══ Task data ══
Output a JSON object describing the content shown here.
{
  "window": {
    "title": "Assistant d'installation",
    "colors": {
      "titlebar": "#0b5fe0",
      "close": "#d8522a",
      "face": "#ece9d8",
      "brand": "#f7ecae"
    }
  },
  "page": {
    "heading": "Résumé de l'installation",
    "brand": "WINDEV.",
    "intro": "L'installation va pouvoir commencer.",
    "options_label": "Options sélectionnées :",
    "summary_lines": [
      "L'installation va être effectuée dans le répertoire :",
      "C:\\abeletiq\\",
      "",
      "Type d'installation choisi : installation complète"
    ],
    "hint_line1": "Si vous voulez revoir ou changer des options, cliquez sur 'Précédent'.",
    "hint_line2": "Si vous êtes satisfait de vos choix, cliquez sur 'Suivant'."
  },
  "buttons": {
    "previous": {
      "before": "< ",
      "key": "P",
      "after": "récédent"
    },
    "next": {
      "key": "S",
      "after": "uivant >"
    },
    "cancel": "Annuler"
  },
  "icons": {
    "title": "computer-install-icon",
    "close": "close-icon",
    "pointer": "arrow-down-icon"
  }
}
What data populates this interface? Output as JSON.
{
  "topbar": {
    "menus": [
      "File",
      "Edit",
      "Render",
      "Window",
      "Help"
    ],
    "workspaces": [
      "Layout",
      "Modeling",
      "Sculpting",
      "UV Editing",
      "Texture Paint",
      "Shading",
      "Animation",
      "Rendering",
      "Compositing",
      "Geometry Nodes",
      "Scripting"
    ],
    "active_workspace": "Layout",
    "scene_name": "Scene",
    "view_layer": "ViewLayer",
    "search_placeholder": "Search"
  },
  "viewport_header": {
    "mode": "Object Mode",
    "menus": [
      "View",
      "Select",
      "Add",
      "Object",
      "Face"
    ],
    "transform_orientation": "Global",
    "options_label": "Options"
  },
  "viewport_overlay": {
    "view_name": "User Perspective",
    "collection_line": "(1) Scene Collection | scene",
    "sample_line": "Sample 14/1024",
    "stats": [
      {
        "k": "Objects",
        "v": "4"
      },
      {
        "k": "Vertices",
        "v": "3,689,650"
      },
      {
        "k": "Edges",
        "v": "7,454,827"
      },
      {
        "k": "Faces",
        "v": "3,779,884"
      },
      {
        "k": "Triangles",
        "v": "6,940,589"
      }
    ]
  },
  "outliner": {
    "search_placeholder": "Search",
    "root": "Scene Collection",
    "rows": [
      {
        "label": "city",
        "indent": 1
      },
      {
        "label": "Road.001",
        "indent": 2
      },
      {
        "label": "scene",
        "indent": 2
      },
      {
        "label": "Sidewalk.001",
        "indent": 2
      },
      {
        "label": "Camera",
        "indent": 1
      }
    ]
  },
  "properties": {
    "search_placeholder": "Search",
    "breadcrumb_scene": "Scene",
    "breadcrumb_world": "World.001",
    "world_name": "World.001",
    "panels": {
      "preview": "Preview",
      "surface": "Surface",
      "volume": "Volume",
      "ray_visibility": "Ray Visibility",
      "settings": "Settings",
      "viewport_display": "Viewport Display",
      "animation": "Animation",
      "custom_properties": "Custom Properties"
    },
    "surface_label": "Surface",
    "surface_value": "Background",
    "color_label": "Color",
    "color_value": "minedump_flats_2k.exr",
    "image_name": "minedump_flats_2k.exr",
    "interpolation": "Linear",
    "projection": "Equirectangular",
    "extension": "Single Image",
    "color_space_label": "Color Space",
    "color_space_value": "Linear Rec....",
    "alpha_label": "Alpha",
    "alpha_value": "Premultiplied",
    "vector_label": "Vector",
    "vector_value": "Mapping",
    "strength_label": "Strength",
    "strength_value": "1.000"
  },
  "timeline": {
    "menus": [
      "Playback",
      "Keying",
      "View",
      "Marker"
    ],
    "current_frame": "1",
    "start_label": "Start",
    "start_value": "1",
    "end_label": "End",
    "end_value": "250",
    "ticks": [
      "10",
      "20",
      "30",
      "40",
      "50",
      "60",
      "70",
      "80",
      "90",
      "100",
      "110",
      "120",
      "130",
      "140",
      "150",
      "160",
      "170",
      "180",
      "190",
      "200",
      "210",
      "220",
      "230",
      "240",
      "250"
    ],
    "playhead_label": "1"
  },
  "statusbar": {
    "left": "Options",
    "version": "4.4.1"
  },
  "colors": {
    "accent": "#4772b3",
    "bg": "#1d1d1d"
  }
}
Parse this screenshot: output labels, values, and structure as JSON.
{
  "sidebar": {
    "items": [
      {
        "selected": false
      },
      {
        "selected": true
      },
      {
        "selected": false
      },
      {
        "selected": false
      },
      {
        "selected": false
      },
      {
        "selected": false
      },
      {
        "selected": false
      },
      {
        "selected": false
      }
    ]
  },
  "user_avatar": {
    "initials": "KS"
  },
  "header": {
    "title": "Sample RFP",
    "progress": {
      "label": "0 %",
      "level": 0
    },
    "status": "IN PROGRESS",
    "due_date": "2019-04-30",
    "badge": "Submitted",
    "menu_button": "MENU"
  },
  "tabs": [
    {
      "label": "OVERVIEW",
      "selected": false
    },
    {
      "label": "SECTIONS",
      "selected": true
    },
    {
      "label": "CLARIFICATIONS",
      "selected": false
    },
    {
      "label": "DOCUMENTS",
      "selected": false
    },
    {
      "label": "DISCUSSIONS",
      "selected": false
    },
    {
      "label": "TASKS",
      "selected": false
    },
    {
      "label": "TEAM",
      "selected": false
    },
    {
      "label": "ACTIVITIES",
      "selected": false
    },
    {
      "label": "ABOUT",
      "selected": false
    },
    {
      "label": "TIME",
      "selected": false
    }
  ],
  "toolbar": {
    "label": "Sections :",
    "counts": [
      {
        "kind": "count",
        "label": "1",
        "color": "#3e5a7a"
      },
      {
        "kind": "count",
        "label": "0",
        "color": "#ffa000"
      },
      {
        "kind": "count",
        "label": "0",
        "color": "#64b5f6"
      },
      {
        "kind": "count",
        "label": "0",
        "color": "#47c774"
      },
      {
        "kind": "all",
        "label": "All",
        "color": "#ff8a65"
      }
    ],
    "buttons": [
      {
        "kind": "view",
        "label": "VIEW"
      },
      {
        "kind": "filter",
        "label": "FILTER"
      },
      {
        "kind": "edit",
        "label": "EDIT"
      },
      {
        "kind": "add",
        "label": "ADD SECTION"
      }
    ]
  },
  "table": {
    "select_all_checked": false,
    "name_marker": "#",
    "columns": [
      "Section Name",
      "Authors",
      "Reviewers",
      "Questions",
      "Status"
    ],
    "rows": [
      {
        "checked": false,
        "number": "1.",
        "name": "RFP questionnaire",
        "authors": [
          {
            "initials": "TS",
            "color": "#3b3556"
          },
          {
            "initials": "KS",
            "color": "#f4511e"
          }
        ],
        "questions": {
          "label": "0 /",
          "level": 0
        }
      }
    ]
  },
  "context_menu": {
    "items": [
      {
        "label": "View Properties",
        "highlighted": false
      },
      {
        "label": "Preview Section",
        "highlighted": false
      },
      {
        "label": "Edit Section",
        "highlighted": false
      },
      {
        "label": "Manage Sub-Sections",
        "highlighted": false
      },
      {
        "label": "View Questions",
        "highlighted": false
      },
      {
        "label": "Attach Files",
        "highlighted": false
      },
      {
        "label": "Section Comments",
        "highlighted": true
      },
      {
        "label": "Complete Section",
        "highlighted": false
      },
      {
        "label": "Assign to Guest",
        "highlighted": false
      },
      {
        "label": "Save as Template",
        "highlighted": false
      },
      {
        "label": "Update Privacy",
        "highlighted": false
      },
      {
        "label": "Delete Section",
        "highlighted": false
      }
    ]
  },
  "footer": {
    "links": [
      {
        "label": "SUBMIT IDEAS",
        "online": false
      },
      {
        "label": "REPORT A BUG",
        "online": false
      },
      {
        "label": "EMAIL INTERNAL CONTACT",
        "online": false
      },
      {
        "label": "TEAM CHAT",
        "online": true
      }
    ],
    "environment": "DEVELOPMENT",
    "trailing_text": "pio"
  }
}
═══
> [Exercise objective]
Go through the entries and return each line where the word "JSON" appears.

> [Reply]
Output a JSON object describing the content shown here.
What data populates this interface? Output as JSON.
Parse this screenshot: output labels, values, and structure as JSON.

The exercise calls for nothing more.